## GIVEN TASK
Copy the data below line for line, leaving every character unchanged.

## INPUT
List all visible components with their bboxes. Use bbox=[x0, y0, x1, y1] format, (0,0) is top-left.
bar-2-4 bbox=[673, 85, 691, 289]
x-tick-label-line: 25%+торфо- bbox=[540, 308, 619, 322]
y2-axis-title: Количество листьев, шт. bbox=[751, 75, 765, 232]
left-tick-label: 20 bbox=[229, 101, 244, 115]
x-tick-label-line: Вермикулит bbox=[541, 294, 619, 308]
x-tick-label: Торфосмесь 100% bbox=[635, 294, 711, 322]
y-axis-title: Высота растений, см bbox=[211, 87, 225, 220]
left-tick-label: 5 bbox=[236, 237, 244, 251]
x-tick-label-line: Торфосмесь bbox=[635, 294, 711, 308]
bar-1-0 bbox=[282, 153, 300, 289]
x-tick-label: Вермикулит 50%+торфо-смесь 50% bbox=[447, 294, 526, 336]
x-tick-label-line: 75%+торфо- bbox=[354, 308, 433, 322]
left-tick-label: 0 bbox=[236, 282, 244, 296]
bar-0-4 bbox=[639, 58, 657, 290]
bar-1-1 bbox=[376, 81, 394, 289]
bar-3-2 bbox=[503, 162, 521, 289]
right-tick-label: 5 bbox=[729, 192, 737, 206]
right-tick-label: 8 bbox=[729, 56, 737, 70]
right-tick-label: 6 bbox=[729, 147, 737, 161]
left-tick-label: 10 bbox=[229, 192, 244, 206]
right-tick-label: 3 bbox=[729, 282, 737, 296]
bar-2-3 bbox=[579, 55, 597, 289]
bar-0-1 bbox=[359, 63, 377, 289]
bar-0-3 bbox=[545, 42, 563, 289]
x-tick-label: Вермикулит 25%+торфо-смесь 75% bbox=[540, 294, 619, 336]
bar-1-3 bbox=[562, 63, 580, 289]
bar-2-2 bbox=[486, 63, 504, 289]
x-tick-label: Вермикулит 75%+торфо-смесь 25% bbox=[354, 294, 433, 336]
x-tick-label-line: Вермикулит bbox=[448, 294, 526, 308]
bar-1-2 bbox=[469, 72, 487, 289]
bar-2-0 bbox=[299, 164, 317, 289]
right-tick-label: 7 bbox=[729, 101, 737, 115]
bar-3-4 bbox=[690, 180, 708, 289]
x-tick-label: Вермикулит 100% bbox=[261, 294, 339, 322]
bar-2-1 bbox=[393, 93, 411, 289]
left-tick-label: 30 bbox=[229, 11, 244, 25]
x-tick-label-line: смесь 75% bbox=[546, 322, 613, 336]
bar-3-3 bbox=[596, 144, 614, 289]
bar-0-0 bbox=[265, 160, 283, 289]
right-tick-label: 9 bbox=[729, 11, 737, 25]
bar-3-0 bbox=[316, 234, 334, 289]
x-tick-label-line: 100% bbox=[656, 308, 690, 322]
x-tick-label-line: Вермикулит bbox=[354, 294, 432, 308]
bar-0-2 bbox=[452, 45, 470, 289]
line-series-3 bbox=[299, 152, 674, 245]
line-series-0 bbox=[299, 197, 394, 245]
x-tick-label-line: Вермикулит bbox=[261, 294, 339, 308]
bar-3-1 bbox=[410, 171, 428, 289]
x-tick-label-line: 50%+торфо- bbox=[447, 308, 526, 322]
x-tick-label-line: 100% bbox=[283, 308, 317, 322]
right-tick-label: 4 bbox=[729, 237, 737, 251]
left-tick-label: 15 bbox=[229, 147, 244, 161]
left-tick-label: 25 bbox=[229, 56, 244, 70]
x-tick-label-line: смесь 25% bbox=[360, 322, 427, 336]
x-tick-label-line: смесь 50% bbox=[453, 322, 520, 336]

## EXPECTED ANSWER
List all visible components with their bboxes. Use bbox=[x0, y0, x1, y1] format, (0,0) is top-left.
bar-2-4 bbox=[673, 85, 691, 289]
x-tick-label-line: 25%+торфо- bbox=[540, 308, 619, 322]
y2-axis-title: Количество листьев, шт. bbox=[751, 75, 765, 232]
left-tick-label: 20 bbox=[229, 101, 244, 115]
x-tick-label-line: Вермикулит bbox=[541, 294, 619, 308]
x-tick-label: Торфосмесь 100% bbox=[635, 294, 711, 322]
y-axis-title: Высота растений, см bbox=[211, 87, 225, 220]
left-tick-label: 5 bbox=[236, 237, 244, 251]
x-tick-label-line: Торфосмесь bbox=[635, 294, 711, 308]
bar-1-0 bbox=[282, 153, 300, 289]
x-tick-label: Вермикулит 50%+торфо-смесь 50% bbox=[447, 294, 526, 336]
x-tick-label-line: 75%+торфо- bbox=[354, 308, 433, 322]
left-tick-label: 0 bbox=[236, 282, 244, 296]
bar-0-4 bbox=[639, 58, 657, 290]
bar-1-1 bbox=[376, 81, 394, 289]
bar-3-2 bbox=[503, 162, 521, 289]
right-tick-label: 5 bbox=[729, 192, 737, 206]
right-tick-label: 8 bbox=[729, 56, 737, 70]
right-tick-label: 6 bbox=[729, 147, 737, 161]
left-tick-label: 10 bbox=[229, 192, 244, 206]
right-tick-label: 3 bbox=[729, 282, 737, 296]
bar-2-3 bbox=[579, 55, 597, 289]
bar-0-1 bbox=[359, 63, 377, 289]
bar-0-3 bbox=[545, 42, 563, 289]
x-tick-label: Вермикулит 25%+торфо-смесь 75% bbox=[540, 294, 619, 336]
bar-1-3 bbox=[562, 63, 580, 289]
bar-2-2 bbox=[486, 63, 504, 289]
x-tick-label: Вермикулит 75%+торфо-смесь 25% bbox=[354, 294, 433, 336]
x-tick-label-line: Вермикулит bbox=[448, 294, 526, 308]
bar-1-2 bbox=[469, 72, 487, 289]
bar-2-0 bbox=[299, 164, 317, 289]
right-tick-label: 7 bbox=[729, 101, 737, 115]
bar-3-4 bbox=[690, 180, 708, 289]
x-tick-label: Вермикулит 100% bbox=[261, 294, 339, 322]
bar-2-1 bbox=[393, 93, 411, 289]
left-tick-label: 30 bbox=[229, 11, 244, 25]
x-tick-label-line: смесь 75% bbox=[546, 322, 613, 336]
bar-3-3 bbox=[596, 144, 614, 289]
bar-0-0 bbox=[265, 160, 283, 289]
right-tick-label: 9 bbox=[729, 11, 737, 25]
bar-3-0 bbox=[316, 234, 334, 289]
x-tick-label-line: 100% bbox=[656, 308, 690, 322]
x-tick-label-line: Вермикулит bbox=[354, 294, 432, 308]
bar-0-2 bbox=[452, 45, 470, 289]
line-series-3 bbox=[299, 152, 674, 245]
line-series-0 bbox=[299, 197, 394, 245]
x-tick-label-line: Вермикулит bbox=[261, 294, 339, 308]
bar-3-1 bbox=[410, 171, 428, 289]
x-tick-label-line: 50%+торфо- bbox=[447, 308, 526, 322]
x-tick-label-line: 100% bbox=[283, 308, 317, 322]
right-tick-label: 4 bbox=[729, 237, 737, 251]
left-tick-label: 15 bbox=[229, 147, 244, 161]
left-tick-label: 25 bbox=[229, 56, 244, 70]
x-tick-label-line: смесь 25% bbox=[360, 322, 427, 336]
x-tick-label-line: смесь 50% bbox=[453, 322, 520, 336]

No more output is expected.